→ **Problem statement**
Print the entries below word for word; the pictures stay out of your copy.

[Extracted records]
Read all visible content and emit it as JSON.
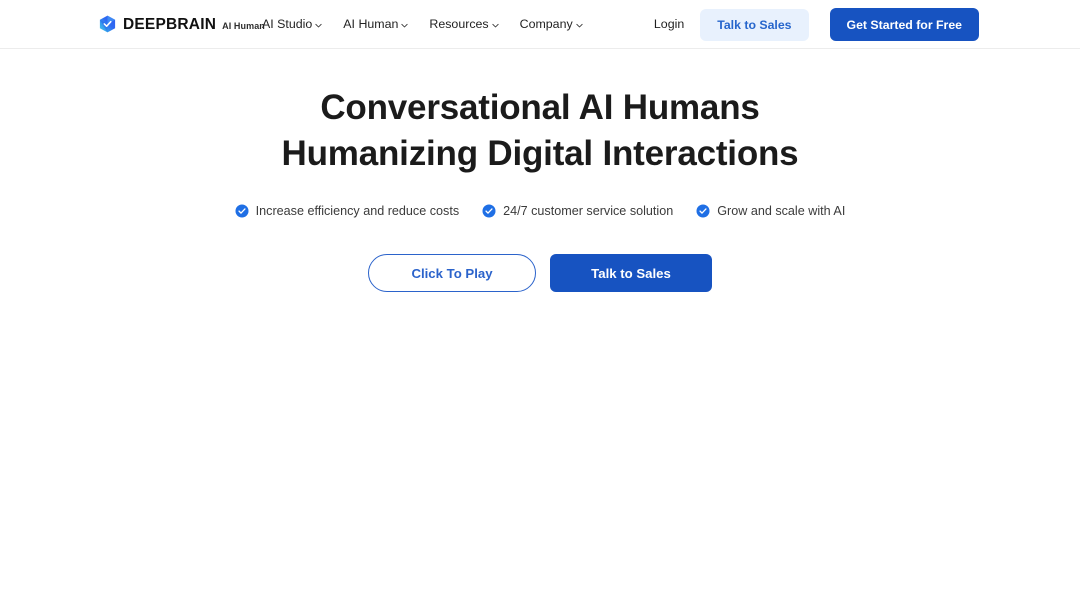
{
  "header": {
    "logo": {
      "icon": "deepbrain-cube-icon",
      "word": "DEEPBRAIN",
      "sub": "AI Human",
      "gradient_from": "#2f6bf2",
      "gradient_to": "#3fd3e8"
    },
    "nav": [
      {
        "label": "AI Studio",
        "icon": "chevron-down-icon"
      },
      {
        "label": "AI Human",
        "icon": "chevron-down-icon"
      },
      {
        "label": "Resources",
        "icon": "chevron-down-icon"
      },
      {
        "label": "Company",
        "icon": "chevron-down-icon"
      }
    ],
    "login_label": "Login",
    "talk_to_sales_label": "Talk to Sales",
    "get_started_label": "Get Started for Free",
    "colors": {
      "soft_button_bg": "#e8f1fd",
      "soft_button_text": "#2766cc",
      "primary_button_bg": "#1753c1",
      "border": "#ececec"
    }
  },
  "hero": {
    "headline_line1": "Conversational AI Humans",
    "headline_line2": "Humanizing Digital Interactions",
    "features": [
      {
        "icon": "check-circle-icon",
        "label": "Increase efficiency and reduce costs"
      },
      {
        "icon": "check-circle-icon",
        "label": "24/7 customer service solution"
      },
      {
        "icon": "check-circle-icon",
        "label": "Grow and scale with AI"
      }
    ],
    "cta": {
      "play_label": "Click To Play",
      "sales_label": "Talk to Sales"
    },
    "colors": {
      "headline": "#1b1b1b",
      "feature_text": "#3b3b3b",
      "accent": "#2b63cb",
      "check_badge": "#1f6fe5"
    }
  }
}
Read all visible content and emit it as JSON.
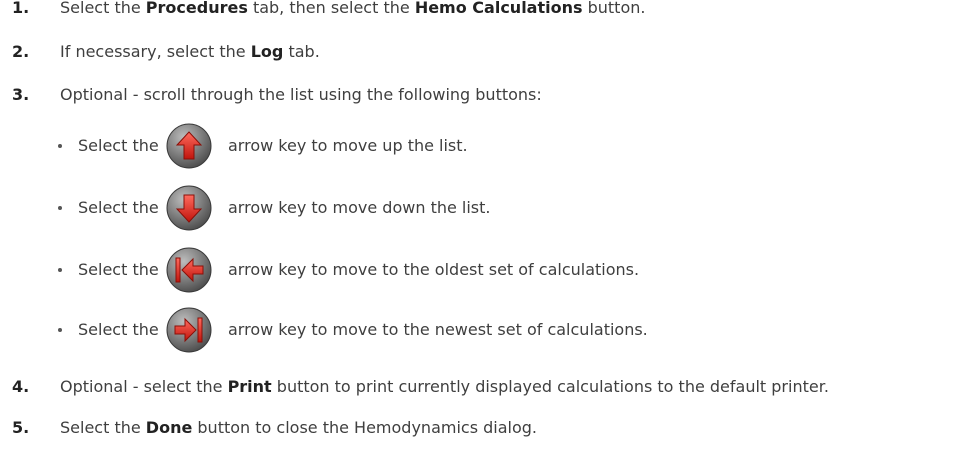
{
  "steps": [
    {
      "num": "1.",
      "parts": [
        {
          "t": "Select the ",
          "b": false
        },
        {
          "t": "Procedures",
          "b": true
        },
        {
          "t": " tab, then select the ",
          "b": false
        },
        {
          "t": "Hemo Calculations",
          "b": true
        },
        {
          "t": " button.",
          "b": false
        }
      ]
    },
    {
      "num": "2.",
      "parts": [
        {
          "t": "If necessary, select the ",
          "b": false
        },
        {
          "t": "Log",
          "b": true
        },
        {
          "t": " tab.",
          "b": false
        }
      ]
    },
    {
      "num": "3.",
      "parts": [
        {
          "t": "Optional - scroll through the list using the following buttons:",
          "b": false
        }
      ]
    },
    {
      "num": "4.",
      "parts": [
        {
          "t": "Optional - select the ",
          "b": false
        },
        {
          "t": "Print",
          "b": true
        },
        {
          "t": " button to print currently displayed calculations to the default printer.",
          "b": false
        }
      ]
    },
    {
      "num": "5.",
      "parts": [
        {
          "t": "Select the ",
          "b": false
        },
        {
          "t": "Done",
          "b": true
        },
        {
          "t": " button to close the Hemodynamics dialog.",
          "b": false
        }
      ]
    }
  ],
  "bullets": [
    {
      "pre": "Select the",
      "icon": "arrow-up-icon",
      "post": "arrow key to move up the list."
    },
    {
      "pre": "Select the",
      "icon": "arrow-down-icon",
      "post": "arrow key to move down the list."
    },
    {
      "pre": "Select the",
      "icon": "arrow-to-oldest-icon",
      "post": "arrow key to move to the oldest set of calculations."
    },
    {
      "pre": "Select the",
      "icon": "arrow-to-newest-icon",
      "post": "arrow key to move to the newest set of calculations."
    }
  ],
  "colors": {
    "button_dark": "#4e4e4e",
    "button_light": "#b8b8b8",
    "arrow_red": "#d9261c",
    "text": "#3f3f3f"
  }
}
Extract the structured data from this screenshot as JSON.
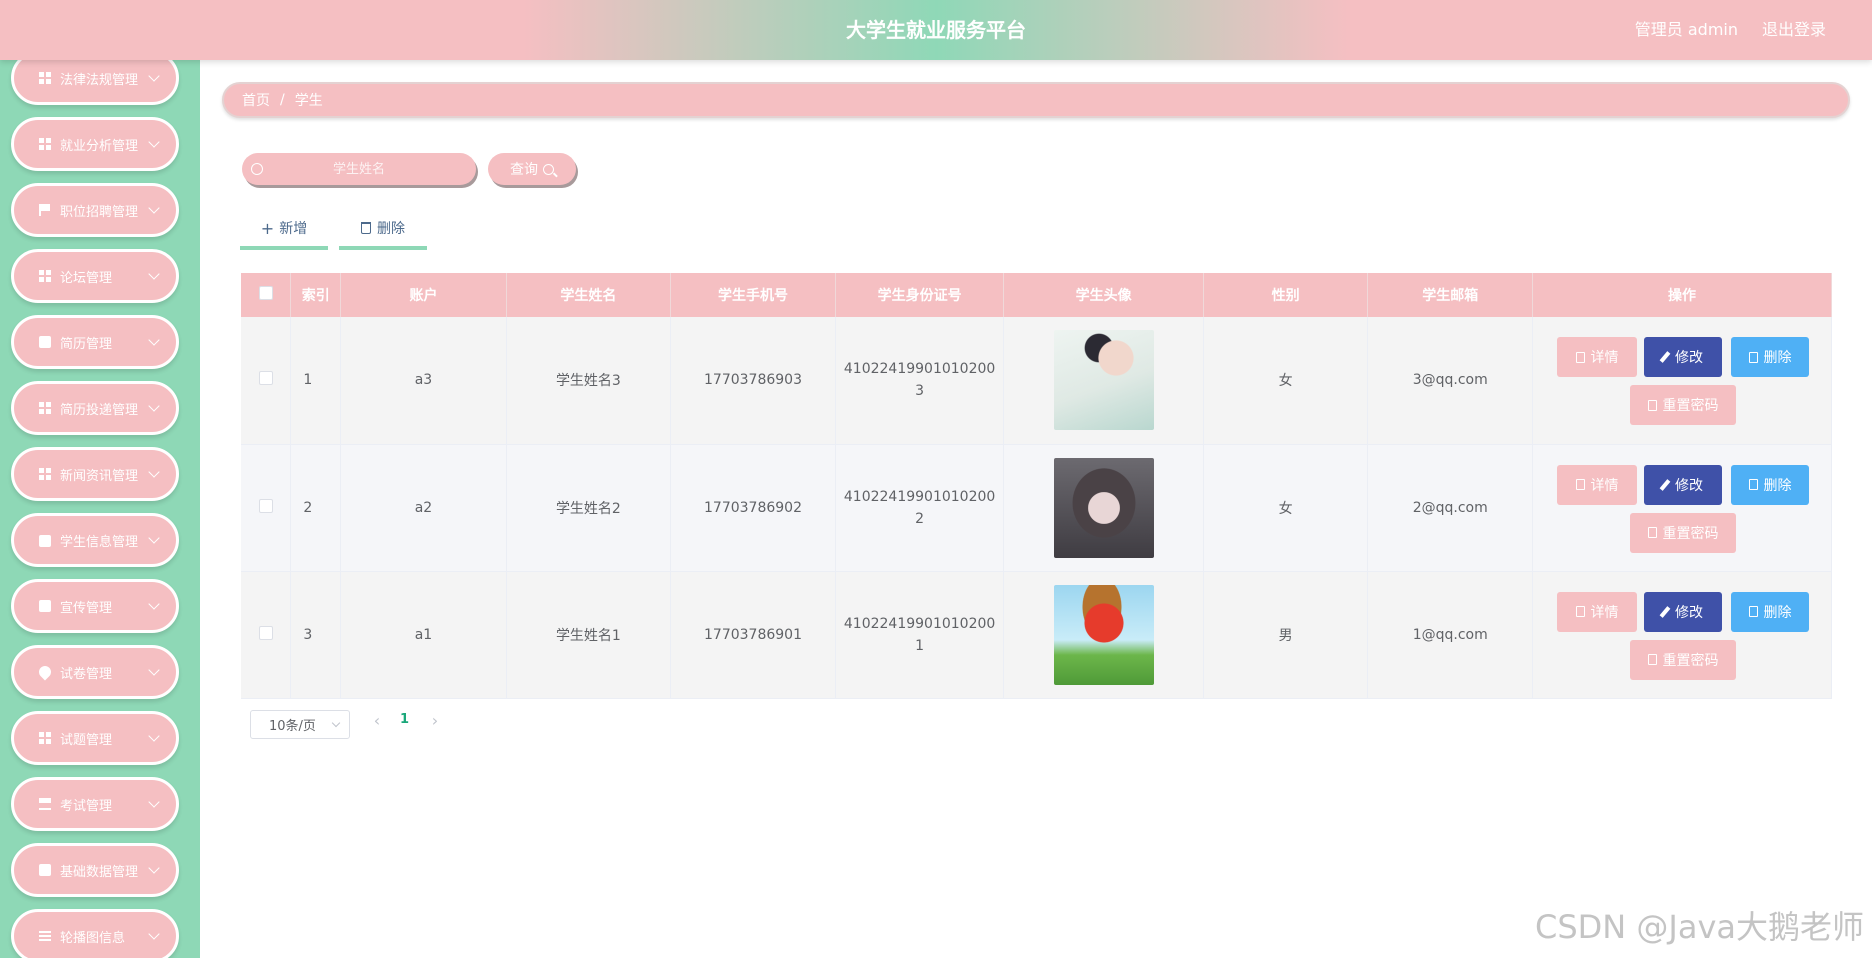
{
  "header": {
    "title": "大学生就业服务平台",
    "user": "管理员 admin",
    "logout": "退出登录"
  },
  "sidebar": {
    "items": [
      {
        "label": "法律法规管理",
        "icon": "grid-icon"
      },
      {
        "label": "就业分析管理",
        "icon": "grid-icon"
      },
      {
        "label": "职位招聘管理",
        "icon": "flag-icon"
      },
      {
        "label": "论坛管理",
        "icon": "grid-icon"
      },
      {
        "label": "简历管理",
        "icon": "document-icon"
      },
      {
        "label": "简历投递管理",
        "icon": "grid-icon"
      },
      {
        "label": "新闻资讯管理",
        "icon": "grid-icon"
      },
      {
        "label": "学生信息管理",
        "icon": "wallet-icon"
      },
      {
        "label": "宣传管理",
        "icon": "check-icon"
      },
      {
        "label": "试卷管理",
        "icon": "pin-icon"
      },
      {
        "label": "试题管理",
        "icon": "grid-icon"
      },
      {
        "label": "考试管理",
        "icon": "stamp-icon"
      },
      {
        "label": "基础数据管理",
        "icon": "chat-icon"
      },
      {
        "label": "轮播图信息",
        "icon": "list-icon"
      }
    ]
  },
  "breadcrumb": {
    "home": "首页",
    "separator": "/",
    "current": "学生"
  },
  "search": {
    "placeholder": "学生姓名",
    "button": "查询"
  },
  "actions": {
    "add": "新增",
    "delete": "删除"
  },
  "table": {
    "columns": [
      "索引",
      "账户",
      "学生姓名",
      "学生手机号",
      "学生身份证号",
      "学生头像",
      "性别",
      "学生邮箱",
      "操作"
    ],
    "rows": [
      {
        "index": "1",
        "account": "a3",
        "name": "学生姓名3",
        "phone": "17703786903",
        "id_line1": "41022419901010200",
        "id_line2": "3",
        "gender": "女",
        "email": "3@qq.com"
      },
      {
        "index": "2",
        "account": "a2",
        "name": "学生姓名2",
        "phone": "17703786902",
        "id_line1": "41022419901010200",
        "id_line2": "2",
        "gender": "女",
        "email": "2@qq.com"
      },
      {
        "index": "3",
        "account": "a1",
        "name": "学生姓名1",
        "phone": "17703786901",
        "id_line1": "41022419901010200",
        "id_line2": "1",
        "gender": "男",
        "email": "1@qq.com"
      }
    ],
    "row_actions": {
      "detail": "详情",
      "edit": "修改",
      "delete": "删除",
      "reset": "重置密码"
    }
  },
  "pagination": {
    "page_size": "10条/页",
    "current_page": "1",
    "prev": "‹",
    "next": "›"
  },
  "watermark": "CSDN @Java大鹅老师",
  "colors": {
    "primary_pink": "#f5bfc2",
    "mint": "#8ed8b6",
    "edit_blue": "#3f51a8",
    "delete_blue": "#4fb0f5",
    "page_green": "#1aa77a"
  }
}
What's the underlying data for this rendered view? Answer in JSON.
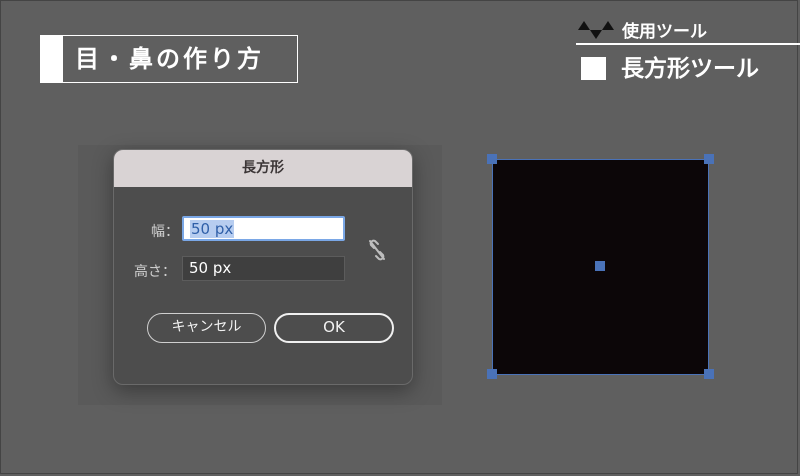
{
  "title": {
    "text": "目・鼻の作り方"
  },
  "tool": {
    "heading": "使用ツール",
    "name": "長方形ツール"
  },
  "dialog": {
    "title": "長方形",
    "width_label": "幅：",
    "width_value": "50 px",
    "height_label": "高さ：",
    "height_value": "50 px",
    "cancel_label": "キャンセル",
    "ok_label": "OK",
    "link_icon": "unlink-icon"
  },
  "canvas": {
    "rect_fill": "#0c0608",
    "selection_color": "#4a72b8"
  }
}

→ **The result**
Read all visible content and emit it as JSON.
{
  "header": {
    "logo": {
      "icon": "deepbrain-cube-icon",
      "word": "DEEPBRAIN",
      "sub": "AI Human",
      "gradient_from": "#2f6bf2",
      "gradient_to": "#3fd3e8"
    },
    "nav": [
      {
        "label": "AI Studio",
        "icon": "chevron-down-icon"
      },
      {
        "label": "AI Human",
        "icon": "chevron-down-icon"
      },
      {
        "label": "Resources",
        "icon": "chevron-down-icon"
      },
      {
        "label": "Company",
        "icon": "chevron-down-icon"
      }
    ],
    "login_label": "Login",
    "talk_to_sales_label": "Talk to Sales",
    "get_started_label": "Get Started for Free",
    "colors": {
      "soft_button_bg": "#e8f1fd",
      "soft_button_text": "#2766cc",
      "primary_button_bg": "#1753c1",
      "border": "#ececec"
    }
  },
  "hero": {
    "headline_line1": "Conversational AI Humans",
    "headline_line2": "Humanizing Digital Interactions",
    "features": [
      {
        "icon": "check-circle-icon",
        "label": "Increase efficiency and reduce costs"
      },
      {
        "icon": "check-circle-icon",
        "label": "24/7 customer service solution"
      },
      {
        "icon": "check-circle-icon",
        "label": "Grow and scale with AI"
      }
    ],
    "cta": {
      "play_label": "Click To Play",
      "sales_label": "Talk to Sales"
    },
    "colors": {
      "headline": "#1b1b1b",
      "feature_text": "#3b3b3b",
      "accent": "#2b63cb",
      "check_badge": "#1f6fe5"
    }
  }
}
Read all visible content and emit it as JSON.
{
  "steps": [
    {
      "num": "1.",
      "parts": [
        {
          "t": "Select the ",
          "b": false
        },
        {
          "t": "Procedures",
          "b": true
        },
        {
          "t": " tab, then select the ",
          "b": false
        },
        {
          "t": "Hemo Calculations",
          "b": true
        },
        {
          "t": " button.",
          "b": false
        }
      ]
    },
    {
      "num": "2.",
      "parts": [
        {
          "t": "If necessary, select the ",
          "b": false
        },
        {
          "t": "Log",
          "b": true
        },
        {
          "t": " tab.",
          "b": false
        }
      ]
    },
    {
      "num": "3.",
      "parts": [
        {
          "t": "Optional - scroll through the list using the following buttons:",
          "b": false
        }
      ]
    },
    {
      "num": "4.",
      "parts": [
        {
          "t": "Optional - select the ",
          "b": false
        },
        {
          "t": "Print",
          "b": true
        },
        {
          "t": " button to print currently displayed calculations to the default printer.",
          "b": false
        }
      ]
    },
    {
      "num": "5.",
      "parts": [
        {
          "t": "Select the ",
          "b": false
        },
        {
          "t": "Done",
          "b": true
        },
        {
          "t": " button to close the Hemodynamics dialog.",
          "b": false
        }
      ]
    }
  ],
  "bullets": [
    {
      "pre": "Select the",
      "icon": "arrow-up-icon",
      "post": "arrow key to move up the list."
    },
    {
      "pre": "Select the",
      "icon": "arrow-down-icon",
      "post": "arrow key to move down the list."
    },
    {
      "pre": "Select the",
      "icon": "arrow-to-oldest-icon",
      "post": "arrow key to move to the oldest set of calculations."
    },
    {
      "pre": "Select the",
      "icon": "arrow-to-newest-icon",
      "post": "arrow key to move to the newest set of calculations."
    }
  ],
  "colors": {
    "button_dark": "#4e4e4e",
    "button_light": "#b8b8b8",
    "arrow_red": "#d9261c",
    "text": "#3f3f3f"
  }
}
Extract the structured data from this screenshot as JSON.
{
  "header": {
    "title": "大学生就业服务平台",
    "user": "管理员 admin",
    "logout": "退出登录"
  },
  "sidebar": {
    "items": [
      {
        "label": "法律法规管理",
        "icon": "grid-icon"
      },
      {
        "label": "就业分析管理",
        "icon": "grid-icon"
      },
      {
        "label": "职位招聘管理",
        "icon": "flag-icon"
      },
      {
        "label": "论坛管理",
        "icon": "grid-icon"
      },
      {
        "label": "简历管理",
        "icon": "document-icon"
      },
      {
        "label": "简历投递管理",
        "icon": "grid-icon"
      },
      {
        "label": "新闻资讯管理",
        "icon": "grid-icon"
      },
      {
        "label": "学生信息管理",
        "icon": "wallet-icon"
      },
      {
        "label": "宣传管理",
        "icon": "check-icon"
      },
      {
        "label": "试卷管理",
        "icon": "pin-icon"
      },
      {
        "label": "试题管理",
        "icon": "grid-icon"
      },
      {
        "label": "考试管理",
        "icon": "stamp-icon"
      },
      {
        "label": "基础数据管理",
        "icon": "chat-icon"
      },
      {
        "label": "轮播图信息",
        "icon": "list-icon"
      }
    ]
  },
  "breadcrumb": {
    "home": "首页",
    "separator": "/",
    "current": "学生"
  },
  "search": {
    "placeholder": "学生姓名",
    "button": "查询"
  },
  "actions": {
    "add": "新增",
    "delete": "删除"
  },
  "table": {
    "columns": [
      "索引",
      "账户",
      "学生姓名",
      "学生手机号",
      "学生身份证号",
      "学生头像",
      "性别",
      "学生邮箱",
      "操作"
    ],
    "rows": [
      {
        "index": "1",
        "account": "a3",
        "name": "学生姓名3",
        "phone": "17703786903",
        "id_line1": "41022419901010200",
        "id_line2": "3",
        "gender": "女",
        "email": "3@qq.com"
      },
      {
        "index": "2",
        "account": "a2",
        "name": "学生姓名2",
        "phone": "17703786902",
        "id_line1": "41022419901010200",
        "id_line2": "2",
        "gender": "女",
        "email": "2@qq.com"
      },
      {
        "index": "3",
        "account": "a1",
        "name": "学生姓名1",
        "phone": "17703786901",
        "id_line1": "41022419901010200",
        "id_line2": "1",
        "gender": "男",
        "email": "1@qq.com"
      }
    ],
    "row_actions": {
      "detail": "详情",
      "edit": "修改",
      "delete": "删除",
      "reset": "重置密码"
    }
  },
  "pagination": {
    "page_size": "10条/页",
    "current_page": "1",
    "prev": "‹",
    "next": "›"
  },
  "watermark": "CSDN @Java大鹅老师",
  "colors": {
    "primary_pink": "#f5bfc2",
    "mint": "#8ed8b6",
    "edit_blue": "#3f51a8",
    "delete_blue": "#4fb0f5",
    "page_green": "#1aa77a"
  }
}
What's the underlying data for this rendered view? Answer in JSON.
{
  "title": {
    "text": "目・鼻の作り方"
  },
  "tool": {
    "heading": "使用ツール",
    "name": "長方形ツール"
  },
  "dialog": {
    "title": "長方形",
    "width_label": "幅：",
    "width_value": "50 px",
    "height_label": "高さ：",
    "height_value": "50 px",
    "cancel_label": "キャンセル",
    "ok_label": "OK",
    "link_icon": "unlink-icon"
  },
  "canvas": {
    "rect_fill": "#0c0608",
    "selection_color": "#4a72b8"
  }
}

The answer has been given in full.